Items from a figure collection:
--- begin ---
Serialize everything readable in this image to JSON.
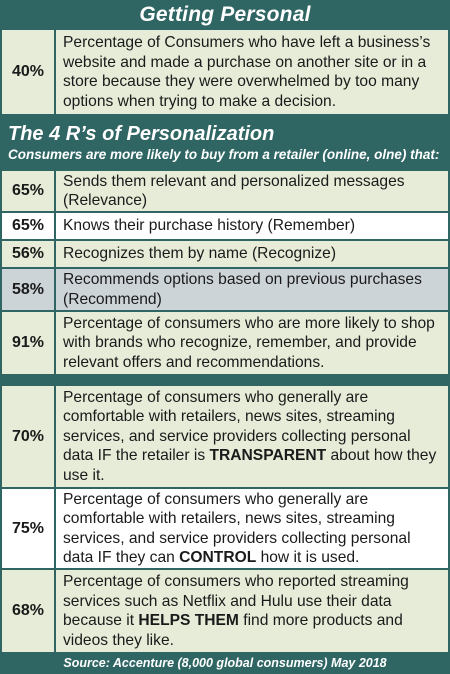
{
  "section1": {
    "title": "Getting Personal",
    "rows": [
      {
        "pct": "40%",
        "text": "Percentage of Consumers who have left a business’s website and made a purchase on another site or in a store because they were overwhelmed by too many options when trying to make a decision."
      }
    ]
  },
  "section2": {
    "title": "The 4 R’s of Personalization",
    "subtitle": "Consumers are more likely to buy from a retailer (online, olne) that:",
    "rows": [
      {
        "pct": "65%",
        "text": "Sends them relevant and personalized messages (Relevance)"
      },
      {
        "pct": "65%",
        "text": "Knows their purchase history (Remember)"
      },
      {
        "pct": "56%",
        "text": "Recognizes them by name (Recognize)"
      },
      {
        "pct": "58%",
        "text": "Recommends options based on previous purchases (Recommend)"
      },
      {
        "pct": "91%",
        "text": "Percentage of consumers who are more likely to shop with brands who recognize, remember, and provide relevant offers and recommendations."
      }
    ]
  },
  "section3": {
    "rows": [
      {
        "pct": "70%",
        "text_before": "Percentage of consumers who generally are comfortable with retailers, news sites, streaming services, and service providers collecting personal data IF the retailer is ",
        "emphasis": "TRANSPARENT",
        "text_after": " about how they use it."
      },
      {
        "pct": "75%",
        "text_before": "Percentage of consumers who generally are comfortable with retailers, news sites, streaming services, and service providers collecting personal data IF they can ",
        "emphasis": "CONTROL",
        "text_after": " how it is used."
      },
      {
        "pct": "68%",
        "text_before": "Percentage of consumers who reported streaming services such as Netflix and Hulu use their data because it ",
        "emphasis": "HELPS THEM",
        "text_after": " find more products and videos they like."
      }
    ]
  },
  "source": "Source: Accenture (8,000 global consumers) May 2018",
  "colors": {
    "band": "#2f6664",
    "green_row": "#e6ecd8",
    "gray_row": "#cdd4d8",
    "white_row": "#ffffff"
  }
}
--- end ---
STATED EXERCISE: Omit all pictures while transcribing the entries verbatim.

SOLUTION BELOW:
Serialize everything readable in this image to JSON.
{
  "section1": {
    "title": "Getting Personal",
    "rows": [
      {
        "pct": "40%",
        "text": "Percentage of Consumers who have left a business’s website and made a purchase on another site or in a store because they were overwhelmed by too many options when trying to make a decision."
      }
    ]
  },
  "section2": {
    "title": "The 4 R’s of Personalization",
    "subtitle": "Consumers are more likely to buy from a retailer (online, olne) that:",
    "rows": [
      {
        "pct": "65%",
        "text": "Sends them relevant and personalized messages (Relevance)"
      },
      {
        "pct": "65%",
        "text": "Knows their purchase history (Remember)"
      },
      {
        "pct": "56%",
        "text": "Recognizes them by name (Recognize)"
      },
      {
        "pct": "58%",
        "text": "Recommends options based on previous purchases (Recommend)"
      },
      {
        "pct": "91%",
        "text": "Percentage of consumers who are more likely to shop with brands who recognize, remember, and provide relevant offers and recommendations."
      }
    ]
  },
  "section3": {
    "rows": [
      {
        "pct": "70%",
        "text_before": "Percentage of consumers who generally are comfortable with retailers, news sites, streaming services, and service providers collecting personal data IF the retailer is ",
        "emphasis": "TRANSPARENT",
        "text_after": " about how they use it."
      },
      {
        "pct": "75%",
        "text_before": "Percentage of consumers who generally are comfortable with retailers, news sites, streaming services, and service providers collecting personal data IF they can ",
        "emphasis": "CONTROL",
        "text_after": " how it is used."
      },
      {
        "pct": "68%",
        "text_before": "Percentage of consumers who reported streaming services such as Netflix and Hulu use their data because it ",
        "emphasis": "HELPS THEM",
        "text_after": " find more products and videos they like."
      }
    ]
  },
  "source": "Source: Accenture (8,000 global consumers) May 2018",
  "colors": {
    "band": "#2f6664",
    "green_row": "#e6ecd8",
    "gray_row": "#cdd4d8",
    "white_row": "#ffffff"
  }
}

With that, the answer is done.